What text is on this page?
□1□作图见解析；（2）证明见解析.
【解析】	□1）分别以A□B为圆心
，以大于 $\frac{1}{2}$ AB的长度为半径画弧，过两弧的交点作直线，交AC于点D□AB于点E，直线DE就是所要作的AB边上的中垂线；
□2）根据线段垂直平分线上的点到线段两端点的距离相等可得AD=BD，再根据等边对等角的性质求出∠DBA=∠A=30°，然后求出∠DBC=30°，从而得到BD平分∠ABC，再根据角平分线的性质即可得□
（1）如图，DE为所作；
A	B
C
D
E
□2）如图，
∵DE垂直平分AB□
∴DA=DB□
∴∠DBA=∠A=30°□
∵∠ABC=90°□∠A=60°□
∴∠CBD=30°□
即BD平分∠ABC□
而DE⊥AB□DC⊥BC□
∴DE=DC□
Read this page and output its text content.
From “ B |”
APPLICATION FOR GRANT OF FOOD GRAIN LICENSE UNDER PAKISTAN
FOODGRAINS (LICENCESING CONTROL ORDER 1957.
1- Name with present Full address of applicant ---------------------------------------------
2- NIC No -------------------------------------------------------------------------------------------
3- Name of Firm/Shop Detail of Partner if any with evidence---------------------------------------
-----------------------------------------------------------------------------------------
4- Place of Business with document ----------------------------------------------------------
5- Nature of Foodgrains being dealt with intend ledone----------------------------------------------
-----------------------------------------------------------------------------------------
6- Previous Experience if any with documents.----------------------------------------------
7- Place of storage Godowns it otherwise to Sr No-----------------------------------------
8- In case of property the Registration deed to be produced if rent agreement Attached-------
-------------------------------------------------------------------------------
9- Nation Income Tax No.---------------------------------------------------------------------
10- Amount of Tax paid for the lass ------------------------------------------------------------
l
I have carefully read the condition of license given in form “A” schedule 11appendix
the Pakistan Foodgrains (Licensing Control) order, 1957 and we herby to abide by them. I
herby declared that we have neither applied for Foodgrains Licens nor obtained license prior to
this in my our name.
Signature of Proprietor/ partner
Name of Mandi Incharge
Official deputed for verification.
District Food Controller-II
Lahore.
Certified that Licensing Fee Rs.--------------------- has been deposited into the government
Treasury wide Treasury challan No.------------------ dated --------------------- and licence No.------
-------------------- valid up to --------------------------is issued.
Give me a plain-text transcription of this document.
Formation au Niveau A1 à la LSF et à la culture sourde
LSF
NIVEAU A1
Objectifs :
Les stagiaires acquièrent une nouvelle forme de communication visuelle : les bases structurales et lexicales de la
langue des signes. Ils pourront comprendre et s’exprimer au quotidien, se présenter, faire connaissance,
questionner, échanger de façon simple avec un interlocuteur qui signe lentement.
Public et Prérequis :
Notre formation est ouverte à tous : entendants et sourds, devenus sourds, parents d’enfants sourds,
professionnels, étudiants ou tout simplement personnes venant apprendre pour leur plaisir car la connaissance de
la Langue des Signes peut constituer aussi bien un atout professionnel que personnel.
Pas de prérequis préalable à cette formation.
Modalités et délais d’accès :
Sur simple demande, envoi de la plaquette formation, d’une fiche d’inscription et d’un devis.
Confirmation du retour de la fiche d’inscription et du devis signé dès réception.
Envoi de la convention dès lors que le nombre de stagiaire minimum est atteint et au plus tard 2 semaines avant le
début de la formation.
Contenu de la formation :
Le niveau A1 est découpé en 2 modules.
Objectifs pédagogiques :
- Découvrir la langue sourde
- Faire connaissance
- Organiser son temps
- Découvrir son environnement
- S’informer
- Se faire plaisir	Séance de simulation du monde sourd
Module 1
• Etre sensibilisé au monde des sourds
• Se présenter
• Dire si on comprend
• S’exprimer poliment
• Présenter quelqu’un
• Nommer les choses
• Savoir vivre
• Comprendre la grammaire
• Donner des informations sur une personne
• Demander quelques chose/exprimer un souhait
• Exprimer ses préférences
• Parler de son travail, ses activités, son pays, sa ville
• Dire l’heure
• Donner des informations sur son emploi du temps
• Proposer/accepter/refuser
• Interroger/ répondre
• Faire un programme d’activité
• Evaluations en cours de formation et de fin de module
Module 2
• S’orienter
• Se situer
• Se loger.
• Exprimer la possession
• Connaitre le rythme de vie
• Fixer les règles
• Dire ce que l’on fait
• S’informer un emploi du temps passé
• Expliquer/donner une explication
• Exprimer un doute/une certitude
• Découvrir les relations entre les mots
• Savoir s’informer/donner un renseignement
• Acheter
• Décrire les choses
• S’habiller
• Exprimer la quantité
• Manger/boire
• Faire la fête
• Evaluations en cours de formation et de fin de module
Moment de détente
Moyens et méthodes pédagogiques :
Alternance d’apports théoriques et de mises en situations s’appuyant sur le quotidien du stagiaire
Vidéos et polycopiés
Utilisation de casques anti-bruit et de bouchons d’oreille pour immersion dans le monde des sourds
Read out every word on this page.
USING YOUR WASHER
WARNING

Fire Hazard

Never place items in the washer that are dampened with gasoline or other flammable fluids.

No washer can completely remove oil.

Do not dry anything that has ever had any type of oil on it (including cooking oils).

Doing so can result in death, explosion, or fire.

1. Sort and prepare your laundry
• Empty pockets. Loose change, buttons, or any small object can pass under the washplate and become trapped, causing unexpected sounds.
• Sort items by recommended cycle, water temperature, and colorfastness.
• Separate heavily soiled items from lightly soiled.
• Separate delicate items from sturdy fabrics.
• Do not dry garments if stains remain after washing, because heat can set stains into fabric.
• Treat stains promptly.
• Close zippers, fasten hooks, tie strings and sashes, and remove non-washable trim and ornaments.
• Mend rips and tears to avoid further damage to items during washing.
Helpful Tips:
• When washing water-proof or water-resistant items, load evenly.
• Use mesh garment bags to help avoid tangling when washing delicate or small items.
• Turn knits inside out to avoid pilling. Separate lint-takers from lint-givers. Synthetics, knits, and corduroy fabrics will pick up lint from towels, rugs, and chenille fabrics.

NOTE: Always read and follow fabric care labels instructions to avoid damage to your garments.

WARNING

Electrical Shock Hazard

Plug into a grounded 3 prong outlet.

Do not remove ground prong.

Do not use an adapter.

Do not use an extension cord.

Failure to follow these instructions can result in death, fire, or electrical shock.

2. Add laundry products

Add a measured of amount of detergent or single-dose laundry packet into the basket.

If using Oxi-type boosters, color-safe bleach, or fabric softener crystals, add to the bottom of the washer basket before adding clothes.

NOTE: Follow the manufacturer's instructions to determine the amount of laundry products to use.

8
= = = =
◆ Goal of the exercise:
Every entry must be output again, exactly as written above.

◆ Written answer:
What text is on this page?
□1□作图见解析；（2）证明见解析.
【解析】	□1）分别以A□B为圆心
，以大于 $\frac{1}{2}$ AB的长度为半径画弧，过两弧的交点作直线，交AC于点D□AB于点E，直线DE就是所要作的AB边上的中垂线；
□2）根据线段垂直平分线上的点到线段两端点的距离相等可得AD=BD，再根据等边对等角的性质求出∠DBA=∠A=30°，然后求出∠DBC=30°，从而得到BD平分∠ABC，再根据角平分线的性质即可得□
（1）如图，DE为所作；
A	B
C
D
E
□2）如图，
∵DE垂直平分AB□
∴DA=DB□
∴∠DBA=∠A=30°□
∵∠ABC=90°□∠A=60°□
∴∠CBD=30°□
即BD平分∠ABC□
而DE⊥AB□DC⊥BC□
∴DE=DC□
Read this page and output its text content.
From “ B |”
APPLICATION FOR GRANT OF FOOD GRAIN LICENSE UNDER PAKISTAN
FOODGRAINS (LICENCESING CONTROL ORDER 1957.
1- Name with present Full address of applicant ---------------------------------------------
2- NIC No -------------------------------------------------------------------------------------------
3- Name of Firm/Shop Detail of Partner if any with evidence---------------------------------------
-----------------------------------------------------------------------------------------
4- Place of Business with document ----------------------------------------------------------
5- Nature of Foodgrains being dealt with intend ledone----------------------------------------------
-----------------------------------------------------------------------------------------
6- Previous Experience if any with documents.----------------------------------------------
7- Place of storage Godowns it otherwise to Sr No-----------------------------------------
8- In case of property the Registration deed to be produced if rent agreement Attached-------
-------------------------------------------------------------------------------
9- Nation Income Tax No.---------------------------------------------------------------------
10- Amount of Tax paid for the lass ------------------------------------------------------------
l
I have carefully read the condition of license given in form “A” schedule 11appendix
the Pakistan Foodgrains (Licensing Control) order, 1957 and we herby to abide by them. I
herby declared that we have neither applied for Foodgrains Licens nor obtained license prior to
this in my our name.
Signature of Proprietor/ partner
Name of Mandi Incharge
Official deputed for verification.
District Food Controller-II
Lahore.
Certified that Licensing Fee Rs.--------------------- has been deposited into the government
Treasury wide Treasury challan No.------------------ dated --------------------- and licence No.------
-------------------- valid up to --------------------------is issued.
Give me a plain-text transcription of this document.
Formation au Niveau A1 à la LSF et à la culture sourde
LSF
NIVEAU A1
Objectifs :
Les stagiaires acquièrent une nouvelle forme de communication visuelle : les bases structurales et lexicales de la
langue des signes. Ils pourront comprendre et s’exprimer au quotidien, se présenter, faire connaissance,
questionner, échanger de façon simple avec un interlocuteur qui signe lentement.
Public et Prérequis :
Notre formation est ouverte à tous : entendants et sourds, devenus sourds, parents d’enfants sourds,
professionnels, étudiants ou tout simplement personnes venant apprendre pour leur plaisir car la connaissance de
la Langue des Signes peut constituer aussi bien un atout professionnel que personnel.
Pas de prérequis préalable à cette formation.
Modalités et délais d’accès :
Sur simple demande, envoi de la plaquette formation, d’une fiche d’inscription et d’un devis.
Confirmation du retour de la fiche d’inscription et du devis signé dès réception.
Envoi de la convention dès lors que le nombre de stagiaire minimum est atteint et au plus tard 2 semaines avant le
début de la formation.
Contenu de la formation :
Le niveau A1 est découpé en 2 modules.
Objectifs pédagogiques :
- Découvrir la langue sourde
- Faire connaissance
- Organiser son temps
- Découvrir son environnement
- S’informer
- Se faire plaisir	Séance de simulation du monde sourd
Module 1
• Etre sensibilisé au monde des sourds
• Se présenter
• Dire si on comprend
• S’exprimer poliment
• Présenter quelqu’un
• Nommer les choses
• Savoir vivre
• Comprendre la grammaire
• Donner des informations sur une personne
• Demander quelques chose/exprimer un souhait
• Exprimer ses préférences
• Parler de son travail, ses activités, son pays, sa ville
• Dire l’heure
• Donner des informations sur son emploi du temps
• Proposer/accepter/refuser
• Interroger/ répondre
• Faire un programme d’activité
• Evaluations en cours de formation et de fin de module
Module 2
• S’orienter
• Se situer
• Se loger.
• Exprimer la possession
• Connaitre le rythme de vie
• Fixer les règles
• Dire ce que l’on fait
• S’informer un emploi du temps passé
• Expliquer/donner une explication
• Exprimer un doute/une certitude
• Découvrir les relations entre les mots
• Savoir s’informer/donner un renseignement
• Acheter
• Décrire les choses
• S’habiller
• Exprimer la quantité
• Manger/boire
• Faire la fête
• Evaluations en cours de formation et de fin de module
Moment de détente
Moyens et méthodes pédagogiques :
Alternance d’apports théoriques et de mises en situations s’appuyant sur le quotidien du stagiaire
Vidéos et polycopiés
Utilisation de casques anti-bruit et de bouchons d’oreille pour immersion dans le monde des sourds
Read out every word on this page.
USING YOUR WASHER
WARNING

Fire Hazard

Never place items in the washer that are dampened with gasoline or other flammable fluids.

No washer can completely remove oil.

Do not dry anything that has ever had any type of oil on it (including cooking oils).

Doing so can result in death, explosion, or fire.

1. Sort and prepare your laundry
• Empty pockets. Loose change, buttons, or any small object can pass under the washplate and become trapped, causing unexpected sounds.
• Sort items by recommended cycle, water temperature, and colorfastness.
• Separate heavily soiled items from lightly soiled.
• Separate delicate items from sturdy fabrics.
• Do not dry garments if stains remain after washing, because heat can set stains into fabric.
• Treat stains promptly.
• Close zippers, fasten hooks, tie strings and sashes, and remove non-washable trim and ornaments.
• Mend rips and tears to avoid further damage to items during washing.
Helpful Tips:
• When washing water-proof or water-resistant items, load evenly.
• Use mesh garment bags to help avoid tangling when washing delicate or small items.
• Turn knits inside out to avoid pilling. Separate lint-takers from lint-givers. Synthetics, knits, and corduroy fabrics will pick up lint from towels, rugs, and chenille fabrics.

NOTE: Always read and follow fabric care labels instructions to avoid damage to your garments.

WARNING

Electrical Shock Hazard

Plug into a grounded 3 prong outlet.

Do not remove ground prong.

Do not use an adapter.

Do not use an extension cord.

Failure to follow these instructions can result in death, fire, or electrical shock.

2. Add laundry products

Add a measured of amount of detergent or single-dose laundry packet into the basket.

If using Oxi-type boosters, color-safe bleach, or fabric softener crystals, add to the bottom of the washer basket before adding clothes.

NOTE: Follow the manufacturer's instructions to determine the amount of laundry products to use.

8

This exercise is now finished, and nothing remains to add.